-- Your objective --
Go through the material below and copy all lines with "Looks".

-- Provided material --
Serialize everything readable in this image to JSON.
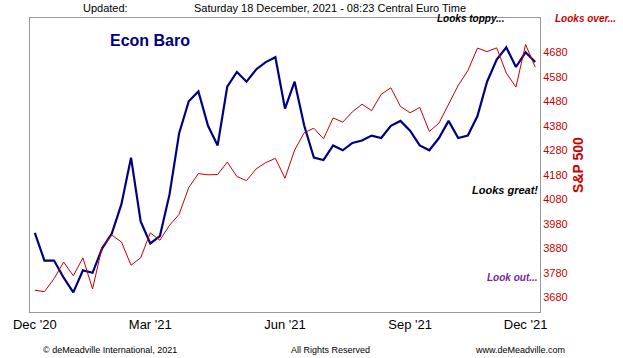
{
  "chart_data": {
    "type": "line",
    "title": "Econ Baro",
    "header": [
      "Updated:",
      "Saturday 18 December, 2021 - 08:23 Central Euro Time"
    ],
    "footer": [
      "© deMeadville International, 2021",
      "All Rights Reserved",
      "www.deMeadville.com"
    ],
    "categories": [
      "Dec '20",
      null,
      null,
      null,
      null,
      null,
      null,
      null,
      null,
      null,
      null,
      null,
      "Mar '21",
      null,
      null,
      null,
      null,
      null,
      null,
      null,
      null,
      null,
      null,
      null,
      null,
      null,
      "Jun '21",
      null,
      null,
      null,
      null,
      null,
      null,
      null,
      null,
      null,
      null,
      null,
      null,
      "Sep '21",
      null,
      null,
      null,
      null,
      null,
      null,
      null,
      null,
      null,
      null,
      null,
      "Dec '21",
      null
    ],
    "series": [
      {
        "color": "#000080",
        "values": [
          3943,
          3830,
          3830,
          3760,
          3700,
          3790,
          3780,
          3880,
          3940,
          4060,
          4250,
          3990,
          3900,
          3930,
          4100,
          4350,
          4480,
          4520,
          4380,
          4300,
          4540,
          4600,
          4560,
          4610,
          4640,
          4660,
          4450,
          4560,
          4380,
          4250,
          4240,
          4300,
          4280,
          4310,
          4320,
          4340,
          4330,
          4380,
          4400,
          4360,
          4300,
          4280,
          4330,
          4400,
          4330,
          4340,
          4420,
          4560,
          4650,
          4700,
          4620,
          4680,
          4640
        ]
      },
      {
        "color": "#cc0000",
        "values": [
          3709,
          3703,
          3756,
          3824,
          3768,
          3841,
          3714,
          3886,
          3934,
          3906,
          3811,
          3841,
          3943,
          3913,
          3974,
          4019,
          4128,
          4185,
          4180,
          4181,
          4232,
          4173,
          4156,
          4204,
          4230,
          4247,
          4166,
          4281,
          4352,
          4370,
          4327,
          4412,
          4395,
          4437,
          4468,
          4442,
          4509,
          4535,
          4459,
          4433,
          4455,
          4357,
          4391,
          4471,
          4545,
          4605,
          4697,
          4683,
          4698,
          4595,
          4538,
          4712,
          4620
        ]
      }
    ],
    "y_label": "S&P 500",
    "ylim": [
      3620,
      4820
    ],
    "yticks": [
      3680,
      3780,
      3880,
      3980,
      4080,
      4180,
      4280,
      4380,
      4480,
      4580,
      4680
    ],
    "annotations": [
      {
        "text": "Looks toppy...",
        "color": "#000000"
      },
      {
        "text": "Looks over...",
        "color": "#cc0000"
      },
      {
        "text": "Looks great!",
        "color": "#000000"
      },
      {
        "text": "Look out...",
        "color": "#7a1fa2"
      }
    ],
    "grid": false
  }
}
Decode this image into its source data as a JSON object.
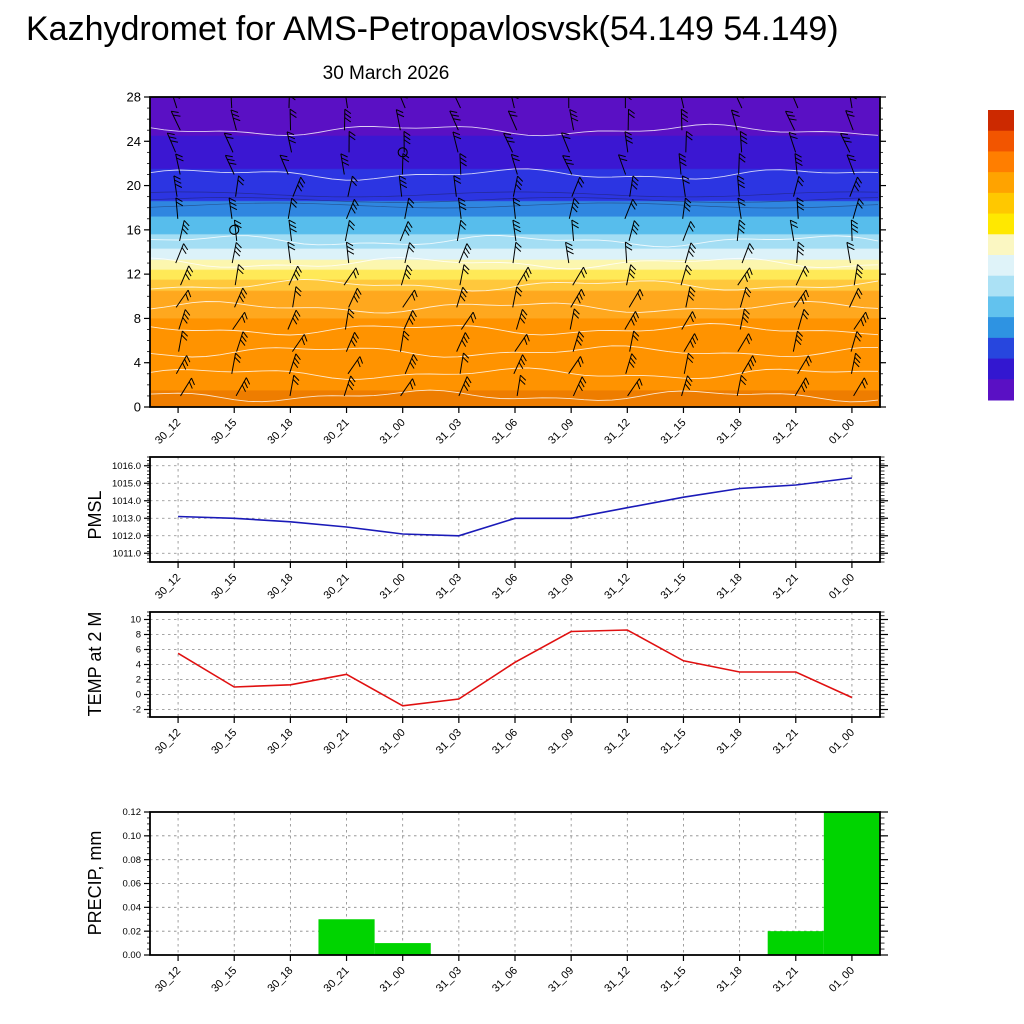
{
  "title": "Kazhydromet for AMS-Petropavlosvsk(54.149 54.149)",
  "x_categories": [
    "30_12",
    "30_15",
    "30_18",
    "30_21",
    "31_00",
    "31_03",
    "31_06",
    "31_09",
    "31_12",
    "31_15",
    "31_18",
    "31_21",
    "01_00"
  ],
  "chart_data": [
    {
      "type": "heatmap",
      "title": "30 March 2026",
      "description": "time-height section: temperature shading with white contour lines and black wind barbs",
      "categories": [
        "30_12",
        "30_15",
        "30_18",
        "30_21",
        "31_00",
        "31_03",
        "31_06",
        "31_09",
        "31_12",
        "31_15",
        "31_18",
        "31_21",
        "01_00"
      ],
      "ylim": [
        0,
        28
      ],
      "yticks": [
        0,
        4,
        8,
        12,
        16,
        20,
        24,
        28
      ],
      "color_bands": [
        {
          "from": 0,
          "to": 1.5,
          "color": "#ee7d00"
        },
        {
          "from": 1.5,
          "to": 8,
          "color": "#ff9300"
        },
        {
          "from": 8,
          "to": 10.5,
          "color": "#ffa81e"
        },
        {
          "from": 10.5,
          "to": 11.5,
          "color": "#ffc83c"
        },
        {
          "from": 11.5,
          "to": 12.4,
          "color": "#ffe957"
        },
        {
          "from": 12.4,
          "to": 13.3,
          "color": "#fcf6ae"
        },
        {
          "from": 13.3,
          "to": 14.3,
          "color": "#dcf2f9"
        },
        {
          "from": 14.3,
          "to": 15.6,
          "color": "#a4def4"
        },
        {
          "from": 15.6,
          "to": 17.2,
          "color": "#57bdec"
        },
        {
          "from": 17.2,
          "to": 18.6,
          "color": "#2f86e0"
        },
        {
          "from": 18.6,
          "to": 21.5,
          "color": "#2c35e2"
        },
        {
          "from": 21.5,
          "to": 24.5,
          "color": "#3b17d2"
        },
        {
          "from": 24.5,
          "to": 28,
          "color": "#5a10c4"
        }
      ],
      "contour_levels": [
        1,
        3,
        5,
        7,
        9,
        11,
        13,
        15,
        21,
        25
      ],
      "contour_levels_dark": [
        18.2,
        18.7,
        19.2
      ],
      "barb_levels": [
        1,
        3,
        5,
        7,
        9,
        11,
        13,
        15,
        17,
        19,
        21,
        23,
        25,
        27
      ],
      "calm_points": [
        {
          "x_index": 1,
          "level": 16
        },
        {
          "x_index": 4,
          "level": 23
        }
      ]
    },
    {
      "type": "line",
      "ylabel": "PMSL",
      "line_color": "#1a1ab8",
      "categories": [
        "30_12",
        "30_15",
        "30_18",
        "30_21",
        "31_00",
        "31_03",
        "31_06",
        "31_09",
        "31_12",
        "31_15",
        "31_18",
        "31_21",
        "01_00"
      ],
      "values": [
        1013.1,
        1013.0,
        1012.8,
        1012.5,
        1012.1,
        1012.0,
        1013.0,
        1013.0,
        1013.6,
        1014.2,
        1014.7,
        1014.9,
        1015.3
      ],
      "ylim": [
        1010.5,
        1016.5
      ],
      "yticks": [
        1011.0,
        1012.0,
        1013.0,
        1014.0,
        1015.0,
        1016.0
      ],
      "ytick_labels": [
        "1011.0",
        "1012.0",
        "1013.0",
        "1014.0",
        "1015.0",
        "1016.0"
      ],
      "minor_step": 0.2,
      "grid": true
    },
    {
      "type": "line",
      "ylabel": "TEMP at 2 M",
      "line_color": "#e01010",
      "categories": [
        "30_12",
        "30_15",
        "30_18",
        "30_21",
        "31_00",
        "31_03",
        "31_06",
        "31_09",
        "31_12",
        "31_15",
        "31_18",
        "31_21",
        "01_00"
      ],
      "values": [
        5.5,
        1.0,
        1.3,
        2.7,
        -1.5,
        -0.6,
        4.3,
        8.4,
        8.6,
        4.5,
        3.0,
        3.0,
        -0.4
      ],
      "ylim": [
        -3,
        11
      ],
      "yticks": [
        -2,
        0,
        2,
        4,
        6,
        8,
        10
      ],
      "ytick_labels": [
        "-2",
        "0",
        "2",
        "4",
        "6",
        "8",
        "10"
      ],
      "minor_step": 0.5,
      "grid": true
    },
    {
      "type": "bar",
      "ylabel": "PRECIP, mm",
      "bar_color": "#00d400",
      "categories": [
        "30_12",
        "30_15",
        "30_18",
        "30_21",
        "31_00",
        "31_03",
        "31_06",
        "31_09",
        "31_12",
        "31_15",
        "31_18",
        "31_21",
        "01_00"
      ],
      "values": [
        0,
        0,
        0,
        0.03,
        0.01,
        0,
        0,
        0,
        0,
        0,
        0,
        0.02,
        0.12
      ],
      "ylim": [
        0,
        0.12
      ],
      "yticks": [
        0,
        0.02,
        0.04,
        0.06,
        0.08,
        0.1,
        0.12
      ],
      "ytick_labels": [
        "0.00",
        "0.02",
        "0.04",
        "0.06",
        "0.08",
        "0.10",
        "0.12"
      ],
      "minor_step": 0.005,
      "grid": true
    }
  ],
  "colorbar": {
    "orientation": "vertical",
    "colors_top_to_bottom": [
      "#cc2900",
      "#f25500",
      "#ff7e00",
      "#ffa300",
      "#ffc800",
      "#ffe800",
      "#fbf7c2",
      "#dff3f9",
      "#abe1f5",
      "#62c2ee",
      "#2e93e2",
      "#2746de",
      "#3317d0",
      "#5a10c4"
    ]
  }
}
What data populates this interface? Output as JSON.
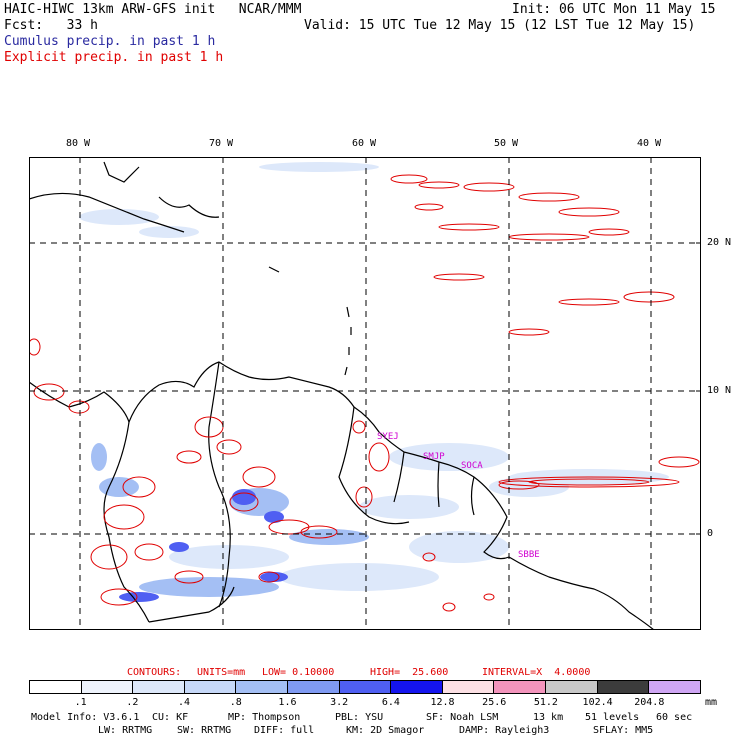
{
  "header": {
    "line1_left": "HAIC-HIWC 13km ARW-GFS init   NCAR/MMM",
    "line1_right": "Init: 06 UTC Mon 11 May 15",
    "line2_left": "Fcst:   33 h",
    "line2_right": "Valid: 15 UTC Tue 12 May 15 (12 LST Tue 12 May 15)",
    "line3": "Cumulus precip. in past 1 h",
    "line4": "Explicit precip. in past 1 h"
  },
  "map": {
    "lon_labels": [
      "80 W",
      "70 W",
      "60 W",
      "50 W",
      "40 W"
    ],
    "lat_labels": [
      "20 N",
      "10 N",
      "0"
    ],
    "stations": [
      "SYEJ",
      "SMJP",
      "SOCA",
      "SBBE"
    ],
    "colors": {
      "coast": "#000000",
      "explicit_contour": "#e00000",
      "station_label": "#d000d0",
      "grid": "#000000"
    }
  },
  "contours": {
    "label_contours": "CONTOURS:",
    "label_units": "UNITS=mm",
    "label_low": "LOW= 0.10000",
    "label_high": "HIGH=  25.600",
    "label_interval": "INTERVAL=X  4.0000"
  },
  "legend": {
    "unit": "mm",
    "ticks": [
      ".1",
      ".2",
      ".4",
      ".8",
      "1.6",
      "3.2",
      "6.4",
      "12.8",
      "25.6",
      "51.2",
      "102.4",
      "204.8"
    ],
    "colors": [
      "#ffffff",
      "#eef3fc",
      "#dde8fa",
      "#c6d8f8",
      "#a4bff4",
      "#7f9af2",
      "#4f5ff2",
      "#1414ee",
      "#fce0e4",
      "#f394bc",
      "#c8c8c8",
      "#3c3c3c",
      "#cfa6f4"
    ]
  },
  "model_info": {
    "line1_a": "Model Info: V3.6.1",
    "line1_b": "CU: KF",
    "line1_c": "MP: Thompson",
    "line1_d": "PBL: YSU",
    "line1_e": "SF: Noah LSM",
    "line1_f": "13 km",
    "line1_g": "51 levels",
    "line1_h": "60 sec",
    "line2_a": "LW: RRTMG",
    "line2_b": "SW: RRTMG",
    "line2_c": "DIFF: full",
    "line2_d": "KM: 2D Smagor",
    "line2_e": "DAMP: Rayleigh3",
    "line2_f": "SFLAY: MM5"
  }
}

-- Right answer --
        "text": "Looks toppy...",
        "text": "Looks over...",
        "text": "Looks great!",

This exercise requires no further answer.